Reproduce the listing exactly and skip over any pictures.
────────────────────
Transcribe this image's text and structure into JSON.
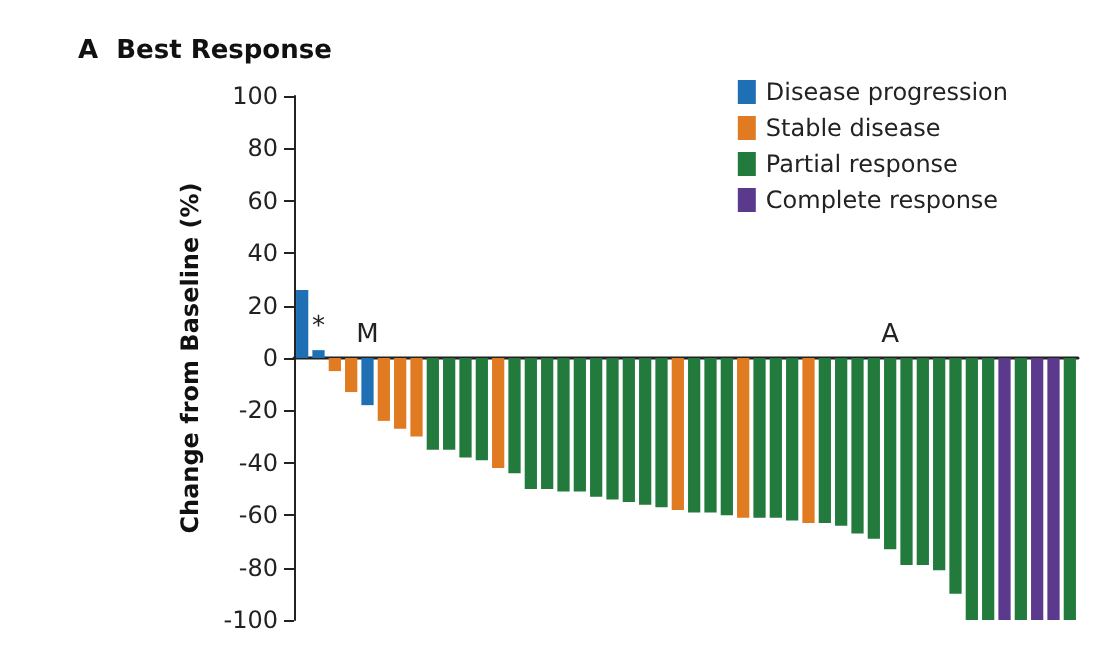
{
  "chart_data": {
    "type": "bar",
    "title": "A  Best Response",
    "ylabel": "Change from Baseline (%)",
    "categories": [
      null,
      null,
      null,
      null,
      null,
      null,
      null,
      null,
      null,
      null,
      null,
      null,
      null,
      null,
      null,
      null,
      null,
      null,
      null,
      null,
      null,
      null,
      null,
      null,
      null,
      null,
      null,
      null,
      null,
      null,
      null,
      null,
      null,
      null,
      null,
      null,
      null,
      null,
      null,
      null,
      null,
      null,
      null,
      null,
      null,
      null,
      null,
      null
    ],
    "series": [
      {
        "name": "Disease progression",
        "color": "#1f6fb5",
        "values": [
          26,
          3,
          null,
          null,
          -18,
          null,
          null,
          null,
          null,
          null,
          null,
          null,
          null,
          null,
          null,
          null,
          null,
          null,
          null,
          null,
          null,
          null,
          null,
          null,
          null,
          null,
          null,
          null,
          null,
          null,
          null,
          null,
          null,
          null,
          null,
          null,
          null,
          null,
          null,
          null,
          null,
          null,
          null,
          null,
          null,
          null,
          null,
          null
        ],
        "value_labels": [
          null,
          "*",
          null,
          null,
          "M",
          null,
          null,
          null,
          null,
          null,
          null,
          null,
          null,
          null,
          null,
          null,
          null,
          null,
          null,
          null,
          null,
          null,
          null,
          null,
          null,
          null,
          null,
          null,
          null,
          null,
          null,
          null,
          null,
          null,
          null,
          null,
          null,
          null,
          null,
          null,
          null,
          null,
          null,
          null,
          null,
          null,
          null,
          null
        ]
      },
      {
        "name": "Stable disease",
        "color": "#e07b21",
        "values": [
          null,
          null,
          -5,
          -13,
          null,
          -24,
          -27,
          -30,
          null,
          null,
          null,
          null,
          -42,
          null,
          null,
          null,
          null,
          null,
          null,
          null,
          null,
          null,
          null,
          -58,
          null,
          null,
          null,
          -61,
          null,
          null,
          null,
          -63,
          null,
          null,
          null,
          null,
          null,
          null,
          null,
          null,
          null,
          null,
          null,
          null,
          null,
          null,
          null,
          null
        ]
      },
      {
        "name": "Partial response",
        "color": "#237a3d",
        "values": [
          null,
          null,
          null,
          null,
          null,
          null,
          null,
          null,
          -35,
          -35,
          -38,
          -39,
          null,
          -44,
          -50,
          -50,
          -51,
          -51,
          -53,
          -54,
          -55,
          -56,
          -57,
          null,
          -59,
          -59,
          -60,
          null,
          -61,
          -61,
          -62,
          null,
          -63,
          -64,
          -67,
          -69,
          -73,
          -79,
          -79,
          -81,
          -90,
          -100,
          -100,
          null,
          -100,
          null,
          null,
          -100
        ],
        "value_labels": [
          null,
          null,
          null,
          null,
          null,
          null,
          null,
          null,
          null,
          null,
          null,
          null,
          null,
          null,
          null,
          null,
          null,
          null,
          null,
          null,
          null,
          null,
          null,
          null,
          null,
          null,
          null,
          null,
          null,
          null,
          null,
          null,
          null,
          null,
          null,
          null,
          "A",
          null,
          null,
          null,
          null,
          null,
          null,
          null,
          null,
          null,
          null,
          null
        ]
      },
      {
        "name": "Complete response",
        "color": "#5b3a8e",
        "values": [
          null,
          null,
          null,
          null,
          null,
          null,
          null,
          null,
          null,
          null,
          null,
          null,
          null,
          null,
          null,
          null,
          null,
          null,
          null,
          null,
          null,
          null,
          null,
          null,
          null,
          null,
          null,
          null,
          null,
          null,
          null,
          null,
          null,
          null,
          null,
          null,
          null,
          null,
          null,
          null,
          null,
          null,
          null,
          -100,
          null,
          -100,
          -100,
          null
        ]
      }
    ],
    "ylim": [
      -100,
      100
    ],
    "yticks": [
      -100,
      -80,
      -60,
      -40,
      -20,
      0,
      20,
      40,
      60,
      80,
      100
    ],
    "legend": "top right"
  }
}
────────────────────
RESPONSE FOR THIS EXERCISE:
Transcribe this image's text and structure into JSON.
{
  "chart_data": {
    "type": "bar",
    "title": "A  Best Response",
    "ylabel": "Change from Baseline (%)",
    "categories": [
      null,
      null,
      null,
      null,
      null,
      null,
      null,
      null,
      null,
      null,
      null,
      null,
      null,
      null,
      null,
      null,
      null,
      null,
      null,
      null,
      null,
      null,
      null,
      null,
      null,
      null,
      null,
      null,
      null,
      null,
      null,
      null,
      null,
      null,
      null,
      null,
      null,
      null,
      null,
      null,
      null,
      null,
      null,
      null,
      null,
      null,
      null,
      null
    ],
    "series": [
      {
        "name": "Disease progression",
        "color": "#1f6fb5",
        "values": [
          26,
          3,
          null,
          null,
          -18,
          null,
          null,
          null,
          null,
          null,
          null,
          null,
          null,
          null,
          null,
          null,
          null,
          null,
          null,
          null,
          null,
          null,
          null,
          null,
          null,
          null,
          null,
          null,
          null,
          null,
          null,
          null,
          null,
          null,
          null,
          null,
          null,
          null,
          null,
          null,
          null,
          null,
          null,
          null,
          null,
          null,
          null,
          null
        ],
        "value_labels": [
          null,
          "*",
          null,
          null,
          "M",
          null,
          null,
          null,
          null,
          null,
          null,
          null,
          null,
          null,
          null,
          null,
          null,
          null,
          null,
          null,
          null,
          null,
          null,
          null,
          null,
          null,
          null,
          null,
          null,
          null,
          null,
          null,
          null,
          null,
          null,
          null,
          null,
          null,
          null,
          null,
          null,
          null,
          null,
          null,
          null,
          null,
          null,
          null
        ]
      },
      {
        "name": "Stable disease",
        "color": "#e07b21",
        "values": [
          null,
          null,
          -5,
          -13,
          null,
          -24,
          -27,
          -30,
          null,
          null,
          null,
          null,
          -42,
          null,
          null,
          null,
          null,
          null,
          null,
          null,
          null,
          null,
          null,
          -58,
          null,
          null,
          null,
          -61,
          null,
          null,
          null,
          -63,
          null,
          null,
          null,
          null,
          null,
          null,
          null,
          null,
          null,
          null,
          null,
          null,
          null,
          null,
          null,
          null
        ]
      },
      {
        "name": "Partial response",
        "color": "#237a3d",
        "values": [
          null,
          null,
          null,
          null,
          null,
          null,
          null,
          null,
          -35,
          -35,
          -38,
          -39,
          null,
          -44,
          -50,
          -50,
          -51,
          -51,
          -53,
          -54,
          -55,
          -56,
          -57,
          null,
          -59,
          -59,
          -60,
          null,
          -61,
          -61,
          -62,
          null,
          -63,
          -64,
          -67,
          -69,
          -73,
          -79,
          -79,
          -81,
          -90,
          -100,
          -100,
          null,
          -100,
          null,
          null,
          -100
        ],
        "value_labels": [
          null,
          null,
          null,
          null,
          null,
          null,
          null,
          null,
          null,
          null,
          null,
          null,
          null,
          null,
          null,
          null,
          null,
          null,
          null,
          null,
          null,
          null,
          null,
          null,
          null,
          null,
          null,
          null,
          null,
          null,
          null,
          null,
          null,
          null,
          null,
          null,
          "A",
          null,
          null,
          null,
          null,
          null,
          null,
          null,
          null,
          null,
          null,
          null
        ]
      },
      {
        "name": "Complete response",
        "color": "#5b3a8e",
        "values": [
          null,
          null,
          null,
          null,
          null,
          null,
          null,
          null,
          null,
          null,
          null,
          null,
          null,
          null,
          null,
          null,
          null,
          null,
          null,
          null,
          null,
          null,
          null,
          null,
          null,
          null,
          null,
          null,
          null,
          null,
          null,
          null,
          null,
          null,
          null,
          null,
          null,
          null,
          null,
          null,
          null,
          null,
          null,
          -100,
          null,
          -100,
          -100,
          null
        ]
      }
    ],
    "ylim": [
      -100,
      100
    ],
    "yticks": [
      -100,
      -80,
      -60,
      -40,
      -20,
      0,
      20,
      40,
      60,
      80,
      100
    ],
    "legend": "top right"
  }
}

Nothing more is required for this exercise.